***** Material supplied *****
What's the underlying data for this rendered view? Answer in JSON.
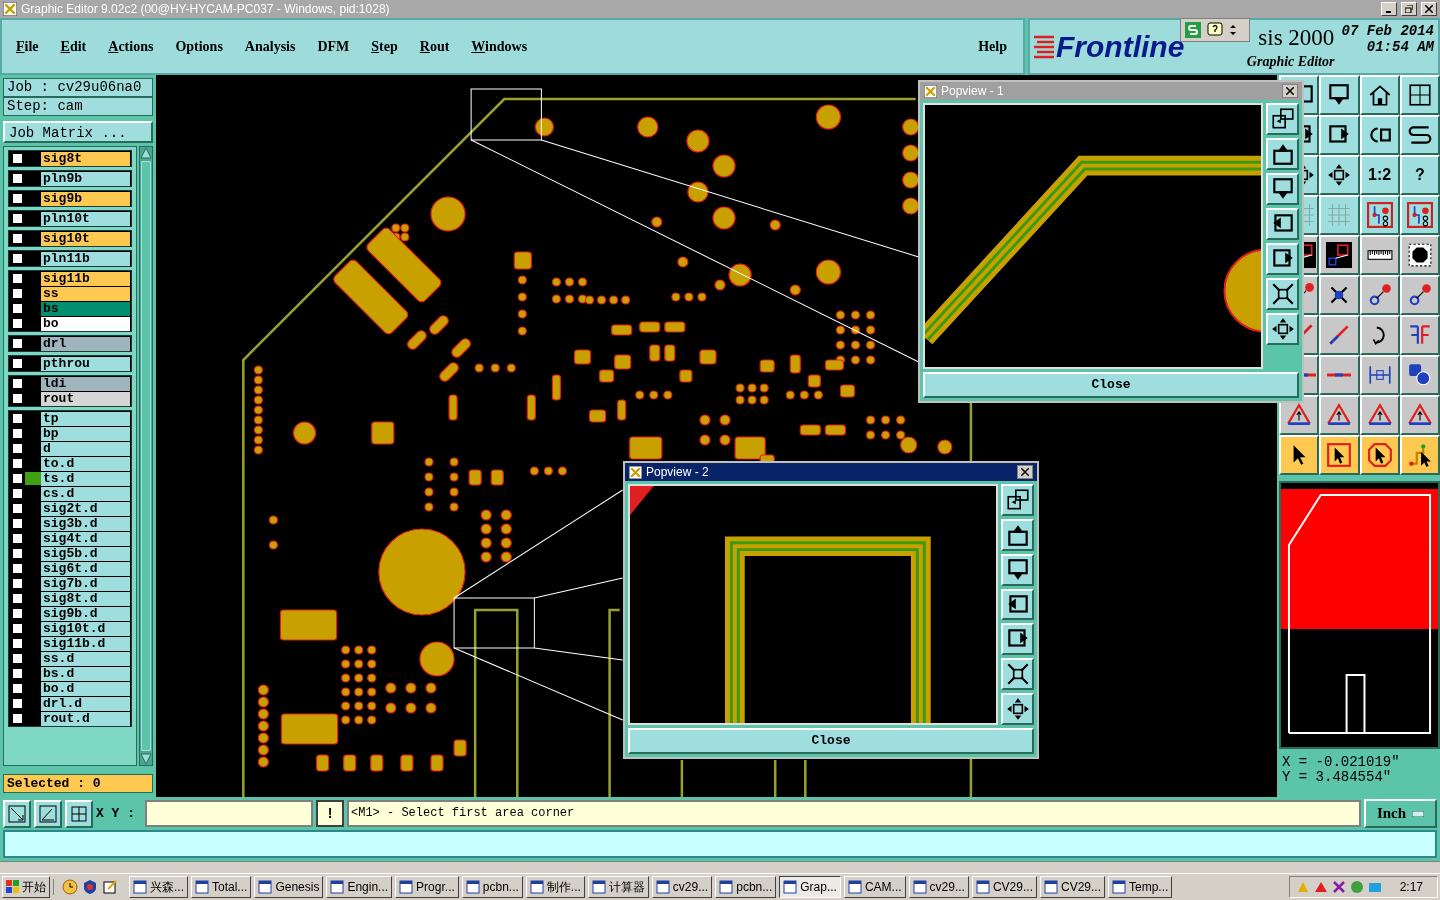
{
  "window": {
    "title": "Graphic Editor 9.02c2 (00@HY-HYCAM-PC037 - Windows, pid:1028)"
  },
  "menu": [
    {
      "label": "File",
      "mnemonic": true
    },
    {
      "label": "Edit",
      "mnemonic": true
    },
    {
      "label": "Actions",
      "mnemonic": true
    },
    {
      "label": "Options",
      "mnemonic": false
    },
    {
      "label": "Analysis",
      "mnemonic": false
    },
    {
      "label": "DFM",
      "mnemonic": false
    },
    {
      "label": "Step",
      "mnemonic": true
    },
    {
      "label": "Rout",
      "mnemonic": true
    },
    {
      "label": "Windows",
      "mnemonic": true
    }
  ],
  "help_menu": {
    "label": "Help"
  },
  "brand": {
    "logo": "Frontline",
    "product": "sis 2000",
    "subtitle": "Graphic Editor",
    "date": "07 Feb 2014",
    "time": "01:54 AM"
  },
  "job": {
    "job": "Job : cv29u06na0",
    "step": "Step: cam",
    "matrix_button": "Job Matrix ..."
  },
  "layer_groups": [
    {
      "layers": [
        {
          "name": "sig8t",
          "color": "#ffc850",
          "checked": false,
          "affected": false
        }
      ]
    },
    {
      "layers": [
        {
          "name": "pln9b",
          "color": "#9edede",
          "checked": false,
          "affected": false
        }
      ]
    },
    {
      "layers": [
        {
          "name": "sig9b",
          "color": "#ffc850",
          "checked": false,
          "affected": false
        }
      ]
    },
    {
      "layers": [
        {
          "name": "pln10t",
          "color": "#9edede",
          "checked": false,
          "affected": false
        }
      ]
    },
    {
      "layers": [
        {
          "name": "sig10t",
          "color": "#ffc850",
          "checked": false,
          "affected": false
        }
      ]
    },
    {
      "layers": [
        {
          "name": "pln11b",
          "color": "#9edede",
          "checked": false,
          "affected": false
        }
      ]
    },
    {
      "layers": [
        {
          "name": "sig11b",
          "color": "#ffc850",
          "checked": false,
          "affected": false
        },
        {
          "name": "ss",
          "color": "#ffc850",
          "checked": false,
          "affected": false
        },
        {
          "name": "bs",
          "color": "#009070",
          "checked": false,
          "affected": false
        },
        {
          "name": "bo",
          "color": "#ffffff",
          "checked": false,
          "affected": false
        }
      ]
    },
    {
      "layers": [
        {
          "name": "drl",
          "color": "#9fb5bd",
          "checked": false,
          "affected": false
        }
      ]
    },
    {
      "layers": [
        {
          "name": "pthrou",
          "color": "#9edede",
          "checked": false,
          "affected": false
        }
      ]
    },
    {
      "layers": [
        {
          "name": "ldi",
          "color": "#9fb5bd",
          "checked": false,
          "affected": false
        },
        {
          "name": "rout",
          "color": "#d6d6d6",
          "checked": false,
          "affected": false
        }
      ]
    },
    {
      "layers": [
        {
          "name": "tp",
          "color": "#9edede",
          "checked": false,
          "affected": false
        },
        {
          "name": "bp",
          "color": "#9edede",
          "checked": false,
          "affected": false
        },
        {
          "name": "d",
          "color": "#9edede",
          "checked": false,
          "affected": false
        },
        {
          "name": "to.d",
          "color": "#9edede",
          "checked": false,
          "affected": false
        },
        {
          "name": "ts.d",
          "color": "#9edede",
          "checked": false,
          "affected": true
        },
        {
          "name": "cs.d",
          "color": "#9edede",
          "checked": false,
          "affected": false
        },
        {
          "name": "sig2t.d",
          "color": "#9edede",
          "checked": false,
          "affected": false
        },
        {
          "name": "sig3b.d",
          "color": "#9edede",
          "checked": false,
          "affected": false
        },
        {
          "name": "sig4t.d",
          "color": "#9edede",
          "checked": false,
          "affected": false
        },
        {
          "name": "sig5b.d",
          "color": "#9edede",
          "checked": false,
          "affected": false
        },
        {
          "name": "sig6t.d",
          "color": "#9edede",
          "checked": false,
          "affected": false
        },
        {
          "name": "sig7b.d",
          "color": "#9edede",
          "checked": false,
          "affected": false
        },
        {
          "name": "sig8t.d",
          "color": "#9edede",
          "checked": false,
          "affected": false
        },
        {
          "name": "sig9b.d",
          "color": "#9edede",
          "checked": false,
          "affected": false
        },
        {
          "name": "sig10t.d",
          "color": "#9edede",
          "checked": false,
          "affected": false
        },
        {
          "name": "sig11b.d",
          "color": "#9edede",
          "checked": false,
          "affected": false
        },
        {
          "name": "ss.d",
          "color": "#9edede",
          "checked": false,
          "affected": false
        },
        {
          "name": "bs.d",
          "color": "#9edede",
          "checked": false,
          "affected": false
        },
        {
          "name": "bo.d",
          "color": "#9edede",
          "checked": false,
          "affected": false
        },
        {
          "name": "drl.d",
          "color": "#9edede",
          "checked": false,
          "affected": false
        },
        {
          "name": "rout.d",
          "color": "#9edede",
          "checked": false,
          "affected": false
        }
      ]
    }
  ],
  "selected_count": "Selected : 0",
  "popviews": [
    {
      "title": "Popview - 1",
      "active": false,
      "close": "Close"
    },
    {
      "title": "Popview - 2",
      "active": true,
      "close": "Close"
    }
  ],
  "toolbar": [
    {
      "kind": "screen-left",
      "color": "#9edede"
    },
    {
      "kind": "screen-down",
      "color": "#9edede"
    },
    {
      "kind": "home",
      "color": "#9edede"
    },
    {
      "kind": "xy-grid",
      "color": "#9edede"
    },
    {
      "kind": "screen-right",
      "color": "#9edede"
    },
    {
      "kind": "screen-right",
      "color": "#9edede"
    },
    {
      "kind": "swap",
      "color": "#9edede"
    },
    {
      "kind": "s-curve",
      "color": "#9edede"
    },
    {
      "kind": "move",
      "color": "#9edede"
    },
    {
      "kind": "move",
      "color": "#9edede"
    },
    {
      "kind": "text",
      "label": "1:2",
      "color": "#9edede"
    },
    {
      "kind": "text",
      "label": "?",
      "color": "#9edede"
    },
    {
      "kind": "grid",
      "color": "#9edede"
    },
    {
      "kind": "grid",
      "color": "#9edede"
    },
    {
      "kind": "net",
      "color": "#9edede"
    },
    {
      "kind": "net",
      "color": "#9edede"
    },
    {
      "kind": "zoom-window",
      "color": "#c8c8c8"
    },
    {
      "kind": "zoom-window",
      "color": "#c8c8c8"
    },
    {
      "kind": "ruler",
      "color": "#c8c8c8"
    },
    {
      "kind": "pad",
      "color": "#c8c8c8"
    },
    {
      "kind": "pad-link",
      "color": "#c8c8c8"
    },
    {
      "kind": "pad-x",
      "color": "#c8c8c8"
    },
    {
      "kind": "pad-link",
      "color": "#c8c8c8"
    },
    {
      "kind": "pad-link",
      "color": "#c8c8c8"
    },
    {
      "kind": "line-diag",
      "color": "#c8c8c8"
    },
    {
      "kind": "line-diag",
      "color": "#c8c8c8"
    },
    {
      "kind": "rotate",
      "color": "#c8c8c8"
    },
    {
      "kind": "mirror",
      "color": "#c8c8c8"
    },
    {
      "kind": "line-red",
      "color": "#c8c8c8"
    },
    {
      "kind": "line-red",
      "color": "#c8c8c8"
    },
    {
      "kind": "measure",
      "color": "#c8c8c8"
    },
    {
      "kind": "shapes",
      "color": "#c8c8c8"
    },
    {
      "kind": "triangle",
      "color": "#c8c8c8"
    },
    {
      "kind": "triangle",
      "color": "#c8c8c8"
    },
    {
      "kind": "triangle",
      "color": "#c8c8c8"
    },
    {
      "kind": "triangle",
      "color": "#c8c8c8"
    },
    {
      "kind": "select",
      "color": "#ffc850"
    },
    {
      "kind": "select-box",
      "color": "#ffc850"
    },
    {
      "kind": "select-poly",
      "color": "#ffc850"
    },
    {
      "kind": "select-net",
      "color": "#ffc850"
    }
  ],
  "coordinates": {
    "x": "X = -0.021019\"",
    "y": "Y = 3.484554\""
  },
  "command": {
    "xy_label": "X Y :",
    "warning": "!",
    "message": "<M1> - Select first area corner",
    "units": "Inch"
  },
  "taskbar": {
    "start": "开始",
    "items": [
      {
        "label": "兴森...",
        "selected": false
      },
      {
        "label": "Total...",
        "selected": false
      },
      {
        "label": "Genesis",
        "selected": false
      },
      {
        "label": "Engin...",
        "selected": false
      },
      {
        "label": "Progr...",
        "selected": false
      },
      {
        "label": "pcbn...",
        "selected": false
      },
      {
        "label": "制作...",
        "selected": false
      },
      {
        "label": "计算器",
        "selected": false
      },
      {
        "label": "cv29...",
        "selected": false
      },
      {
        "label": "pcbn...",
        "selected": false
      },
      {
        "label": "Grap...",
        "selected": true
      },
      {
        "label": "CAM...",
        "selected": false
      },
      {
        "label": "cv29...",
        "selected": false
      },
      {
        "label": "CV29...",
        "selected": false
      },
      {
        "label": "CV29...",
        "selected": false
      },
      {
        "label": "Temp...",
        "selected": false
      }
    ],
    "clock": "2:17"
  }
}
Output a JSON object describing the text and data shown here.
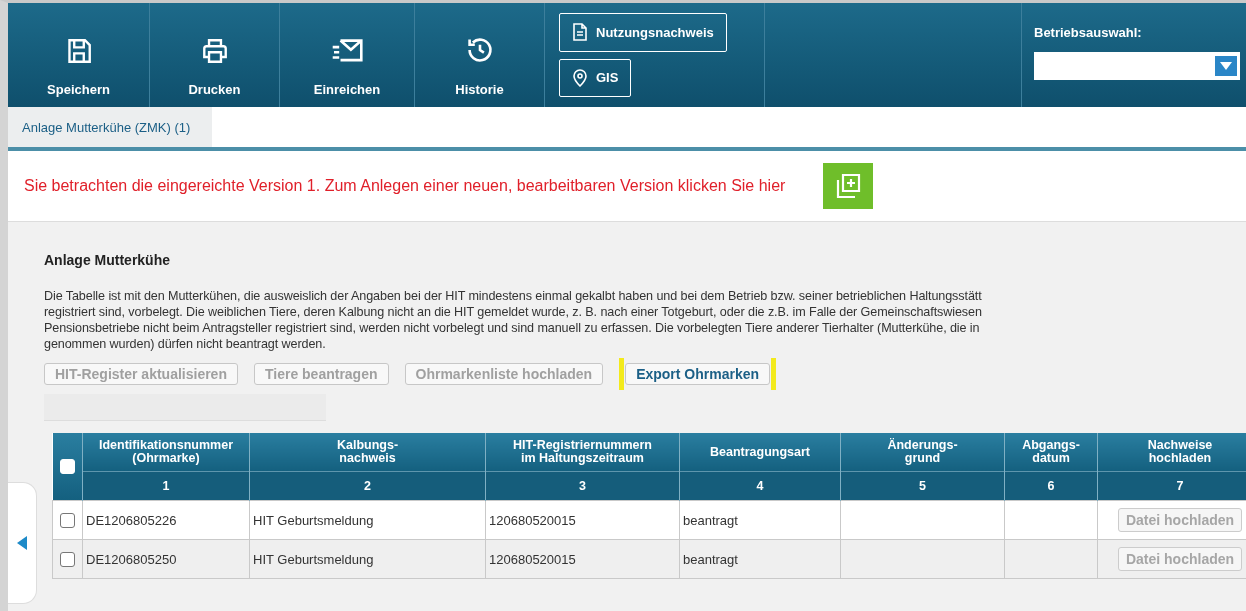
{
  "toolbar": {
    "buttons": [
      {
        "kind": "save",
        "label": "Speichern"
      },
      {
        "kind": "print",
        "label": "Drucken"
      },
      {
        "kind": "submit",
        "label": "Einreichen"
      },
      {
        "kind": "history",
        "label": "Historie"
      }
    ],
    "links": [
      {
        "kind": "document",
        "label": "Nutzungsnachweis"
      },
      {
        "kind": "location",
        "label": "GIS"
      }
    ],
    "farm_select": {
      "label": "Betriebsauswahl:"
    }
  },
  "tabs": [
    {
      "label": "Anlage Mutterkühe (ZMK) (1)",
      "selected": true
    }
  ],
  "notice": {
    "text": "Sie betrachten die eingereichte Version 1. Zum Anlegen einer neuen, bearbeitbaren Version klicken Sie hier"
  },
  "section": {
    "title": "Anlage Mutterkühe",
    "description_lines": [
      "Die Tabelle ist mit den Mutterkühen, die ausweislich der Angaben bei der HIT mindestens einmal gekalbt haben und bei dem Betrieb bzw. seiner betrieblichen Haltungsstätt",
      "registriert sind, vorbelegt. Die weiblichen Tiere, deren Kalbung nicht an die HIT gemeldet wurde, z. B. nach einer Totgeburt, oder die z.B. im Falle der Gemeinschaftswiesen",
      "Pensionsbetriebe nicht beim Antragsteller registriert sind, werden nicht vorbelegt und sind manuell zu erfassen. Die vorbelegten Tiere anderer Tierhalter (Mutterkühe, die in",
      "genommen wurden) dürfen nicht beantragt werden."
    ],
    "actions": [
      {
        "label": "HIT-Register aktualisieren",
        "disabled": true,
        "highlighted": false
      },
      {
        "label": "Tiere beantragen",
        "disabled": true,
        "highlighted": false
      },
      {
        "label": "Ohrmarkenliste hochladen",
        "disabled": true,
        "highlighted": false
      },
      {
        "label": "Export Ohrmarken",
        "disabled": false,
        "highlighted": true
      }
    ]
  },
  "table": {
    "select_all": {
      "checked": false
    },
    "columns": [
      {
        "label": "Identifikationsnummer\n(Ohrmarke)",
        "number": "1"
      },
      {
        "label": "Kalbungs-\nnachweis",
        "number": "2"
      },
      {
        "label": "HIT-Registriernummern\nim Haltungszeitraum",
        "number": "3"
      },
      {
        "label": "Beantragungsart",
        "number": "4"
      },
      {
        "label": "Änderungs-\ngrund",
        "number": "5"
      },
      {
        "label": "Abgangs-\ndatum",
        "number": "6"
      },
      {
        "label": "Nachweise\nhochladen",
        "number": "7"
      }
    ],
    "rows": [
      {
        "checked": false,
        "cells": [
          "DE1206805226",
          "HIT Geburtsmeldung",
          "120680520015",
          "beantragt",
          "",
          ""
        ],
        "upload": {
          "label": "Datei hochladen",
          "disabled": true
        }
      },
      {
        "checked": false,
        "cells": [
          "DE1206805250",
          "HIT Geburtsmeldung",
          "120680520015",
          "beantragt",
          "",
          ""
        ],
        "upload": {
          "label": "Datei hochladen",
          "disabled": true
        }
      }
    ]
  }
}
*****
▸ **Problem to work on**:
Find all the lines containing "Graphic" in the material, then copy them.

▸ **Output below**:
    "title": "Graphic Editor 9.02c2 (00@HY-HYCAM-PC037 - Windows, pid:1028)"
    "subtitle": "Graphic Editor",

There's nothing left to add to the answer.